Given instruction >>
Copy out, unchanged, the stretch of lines from the one containing "area-series-3 bbox=[69, 871, 577, 954]" through the one containing "y-tick-label: 10 bbox=[56, 566, 65, 575]", both ends included.

══ Record extracts

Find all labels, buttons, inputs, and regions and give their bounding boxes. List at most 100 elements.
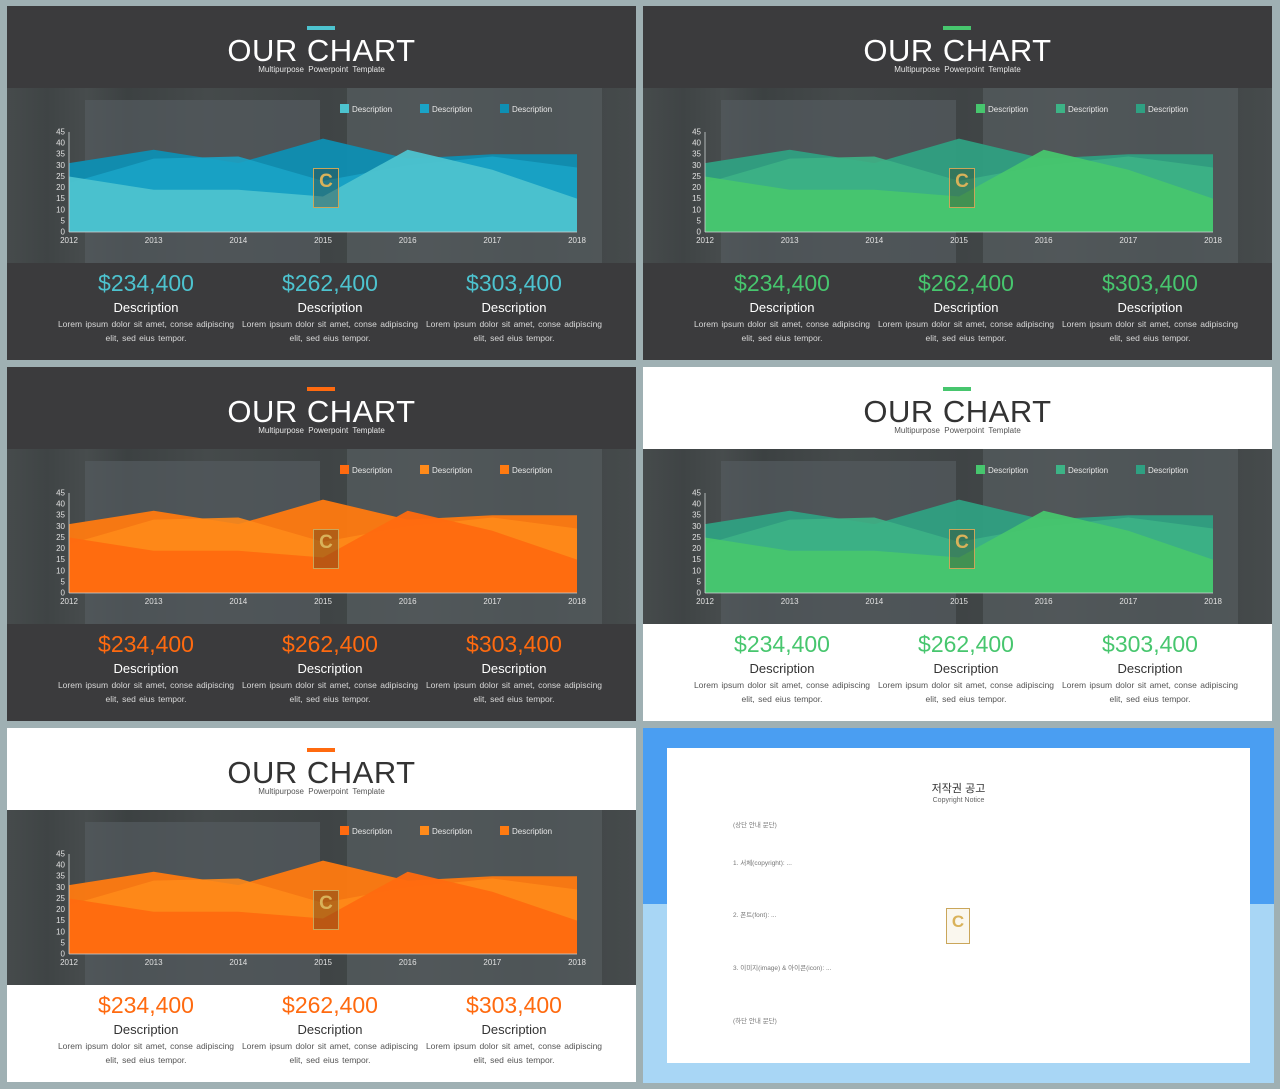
area-series-3 bbox=[69, 871, 577, 954]
x-tick-label: 2018 bbox=[568, 236, 586, 245]
stat-label: Description bbox=[933, 300, 999, 315]
x-tick-label: 2012 bbox=[60, 597, 78, 606]
notice-paragraph-3: 3. 이미지(image) & 아이콘(icon): ... bbox=[733, 965, 832, 972]
notice-card: 저작권 공고 Copyright Notice (상단 안내 문단) 1. 서체… bbox=[667, 748, 1250, 1063]
stat-amount: $234,400 bbox=[98, 992, 194, 1018]
legend-swatch bbox=[420, 104, 429, 113]
stat-body: Lorem ipsum dolor sit amet, conse adipis… bbox=[57, 680, 235, 704]
legend-item-3: Description bbox=[1136, 465, 1188, 475]
chart-slide-2: OUR CHART Multipurpose Powerpoint Templat… bbox=[643, 6, 1272, 360]
stats-row: $234,400 Description Lorem ipsum dolor sit… bbox=[643, 624, 1272, 721]
stat-amount: $262,400 bbox=[918, 631, 1014, 657]
stat-body: Lorem ipsum dolor sit amet, conse adipis… bbox=[241, 1041, 419, 1065]
y-tick-label: 35 bbox=[692, 511, 701, 520]
slide-header: OUR CHART Multipurpose Powerpoint Templat… bbox=[643, 6, 1272, 88]
slide-title: OUR CHART bbox=[227, 33, 416, 68]
x-tick-label: 2013 bbox=[781, 236, 799, 245]
brand-logo-icon: C bbox=[313, 890, 339, 930]
notice-logo-icon: C bbox=[946, 908, 970, 944]
slide-header: OUR CHART Multipurpose Powerpoint Templat… bbox=[7, 367, 636, 449]
x-tick-label: 2013 bbox=[145, 958, 163, 967]
stat-label: Description bbox=[749, 300, 815, 315]
x-tick-label: 2015 bbox=[314, 597, 332, 606]
stat-label: Description bbox=[113, 1022, 179, 1037]
legend-item-3: Description bbox=[500, 104, 552, 114]
stat-body: Lorem ipsum dolor sit amet, conse adipis… bbox=[57, 1041, 235, 1065]
stat-amount: $262,400 bbox=[282, 270, 378, 296]
y-tick-label: 10 bbox=[56, 566, 65, 575]
stat-body: Lorem ipsum dolor sit amet, conse adipis… bbox=[877, 680, 1055, 704]
stat-amount: $234,400 bbox=[734, 631, 830, 657]
x-tick-label: 2012 bbox=[60, 958, 78, 967]
legend-swatch bbox=[420, 465, 429, 474]
x-tick-label: 2017 bbox=[1119, 597, 1137, 606]
legend-swatch bbox=[420, 826, 429, 835]
y-tick-label: 30 bbox=[692, 522, 701, 531]
stat-label: Description bbox=[297, 661, 363, 676]
y-tick-label: 20 bbox=[56, 905, 65, 914]
stat-body: Lorem ipsum dolor sit amet, conse adipis… bbox=[241, 319, 419, 343]
slide-subtitle: Multipurpose Powerpoint Template bbox=[258, 426, 385, 435]
y-tick-label: 25 bbox=[56, 533, 65, 542]
legend-label: Description bbox=[432, 105, 473, 114]
x-tick-label: 2018 bbox=[1204, 597, 1222, 606]
y-tick-label: 0 bbox=[61, 950, 66, 959]
legend-label: Description bbox=[352, 466, 393, 475]
chart-slide-1: OUR CHART Multipurpose Powerpoint Templat… bbox=[7, 6, 636, 360]
legend-item-1: Description bbox=[976, 104, 1028, 114]
legend-label: Description bbox=[1068, 466, 1109, 475]
stat-amount: $262,400 bbox=[918, 270, 1014, 296]
y-tick-label: 35 bbox=[56, 511, 65, 520]
copyright-notice-slide: 저작권 공고 Copyright Notice (상단 안내 문단) 1. 서체… bbox=[643, 728, 1274, 1083]
y-tick-label: 10 bbox=[692, 205, 701, 214]
legend-label: Description bbox=[512, 827, 553, 836]
legend-label: Description bbox=[512, 466, 553, 475]
y-tick-label: 0 bbox=[61, 589, 66, 598]
y-tick-label: 25 bbox=[56, 172, 65, 181]
y-tick-label: 0 bbox=[697, 228, 702, 237]
x-tick-label: 2014 bbox=[865, 597, 883, 606]
stat-amount: $303,400 bbox=[466, 631, 562, 657]
x-tick-label: 2017 bbox=[483, 597, 501, 606]
stats-row: $234,400 Description Lorem ipsum dolor sit… bbox=[7, 624, 636, 721]
y-tick-label: 30 bbox=[692, 161, 701, 170]
stat-amount: $303,400 bbox=[466, 270, 562, 296]
y-tick-label: 20 bbox=[56, 183, 65, 192]
y-tick-label: 45 bbox=[692, 128, 701, 137]
x-tick-label: 2012 bbox=[60, 236, 78, 245]
slide-title: OUR CHART bbox=[863, 394, 1052, 429]
legend-label: Description bbox=[1148, 105, 1189, 114]
area-chart: 0 5 10 15 20 25 30 35 40 45 2012 2013 2014 2015 2016 20… bbox=[56, 489, 586, 607]
legend-swatch bbox=[976, 465, 985, 474]
stat-label: Description bbox=[481, 1022, 547, 1037]
y-tick-label: 35 bbox=[56, 150, 65, 159]
legend-label: Description bbox=[1068, 105, 1109, 114]
legend-label: Description bbox=[352, 827, 393, 836]
y-tick-label: 10 bbox=[692, 566, 701, 575]
x-tick-label: 2018 bbox=[568, 597, 586, 606]
x-tick-label: 2014 bbox=[865, 236, 883, 245]
stat-amount: $234,400 bbox=[98, 631, 194, 657]
stat-body: Lorem ipsum dolor sit amet, conse adipis… bbox=[877, 319, 1055, 343]
legend-item-2: Description bbox=[1056, 465, 1108, 475]
x-tick-label: 2014 bbox=[229, 958, 247, 967]
slide-title: OUR CHART bbox=[227, 755, 416, 790]
x-tick-label: 2017 bbox=[1119, 236, 1137, 245]
stat-label: Description bbox=[1117, 661, 1183, 676]
y-tick-label: 40 bbox=[692, 500, 701, 509]
notice-title: 저작권 공고 bbox=[931, 783, 986, 795]
legend-swatch bbox=[1056, 104, 1065, 113]
y-tick-label: 20 bbox=[692, 183, 701, 192]
y-tick-label: 15 bbox=[692, 555, 701, 564]
stat-body: Lorem ipsum dolor sit amet, conse adipis… bbox=[693, 680, 871, 704]
slide-subtitle: Multipurpose Powerpoint Template bbox=[894, 426, 1021, 435]
legend-swatch bbox=[1136, 465, 1145, 474]
area-chart: 0 5 10 15 20 25 30 35 40 45 2012 2013 2014 2015 2016 20… bbox=[56, 850, 586, 968]
legend-swatch bbox=[340, 465, 349, 474]
brand-logo-icon: C bbox=[949, 529, 975, 569]
legend-item-1: Description bbox=[976, 465, 1028, 475]
area-chart: 0 5 10 15 20 25 30 35 40 45 2012 2013 2014 2015 2016 20… bbox=[56, 128, 586, 246]
y-tick-label: 20 bbox=[692, 544, 701, 553]
y-tick-label: 0 bbox=[697, 589, 702, 598]
x-tick-label: 2015 bbox=[314, 236, 332, 245]
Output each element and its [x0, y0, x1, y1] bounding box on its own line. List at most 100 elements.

════

Solved exercise >>
area-series-3 bbox=[69, 871, 577, 954]
x-tick-label: 2018 bbox=[568, 236, 586, 245]
stat-label: Description bbox=[933, 300, 999, 315]
x-tick-label: 2012 bbox=[60, 597, 78, 606]
notice-paragraph-3: 3. 이미지(image) & 아이콘(icon): ... bbox=[733, 965, 832, 972]
notice-card: 저작권 공고 Copyright Notice (상단 안내 문단) 1. 서체… bbox=[667, 748, 1250, 1063]
stat-amount: $234,400 bbox=[98, 992, 194, 1018]
legend-swatch bbox=[420, 104, 429, 113]
stat-body: Lorem ipsum dolor sit amet, conse adipis… bbox=[57, 680, 235, 704]
legend-item-3: Description bbox=[1136, 465, 1188, 475]
chart-slide-2: OUR CHART Multipurpose Powerpoint Templat… bbox=[643, 6, 1272, 360]
stats-row: $234,400 Description Lorem ipsum dolor sit… bbox=[643, 624, 1272, 721]
stat-amount: $262,400 bbox=[918, 631, 1014, 657]
stat-body: Lorem ipsum dolor sit amet, conse adipis… bbox=[241, 1041, 419, 1065]
y-tick-label: 35 bbox=[692, 511, 701, 520]
slide-header: OUR CHART Multipurpose Powerpoint Templat… bbox=[643, 6, 1272, 88]
slide-title: OUR CHART bbox=[227, 33, 416, 68]
x-tick-label: 2013 bbox=[781, 236, 799, 245]
brand-logo-icon: C bbox=[313, 890, 339, 930]
notice-logo-icon: C bbox=[946, 908, 970, 944]
slide-header: OUR CHART Multipurpose Powerpoint Templat… bbox=[7, 367, 636, 449]
x-tick-label: 2013 bbox=[145, 958, 163, 967]
stat-label: Description bbox=[749, 300, 815, 315]
x-tick-label: 2015 bbox=[314, 597, 332, 606]
stat-label: Description bbox=[113, 1022, 179, 1037]
legend-item-3: Description bbox=[500, 104, 552, 114]
stat-body: Lorem ipsum dolor sit amet, conse adipis… bbox=[57, 1041, 235, 1065]
stat-amount: $262,400 bbox=[282, 270, 378, 296]
y-tick-label: 10 bbox=[56, 566, 65, 575]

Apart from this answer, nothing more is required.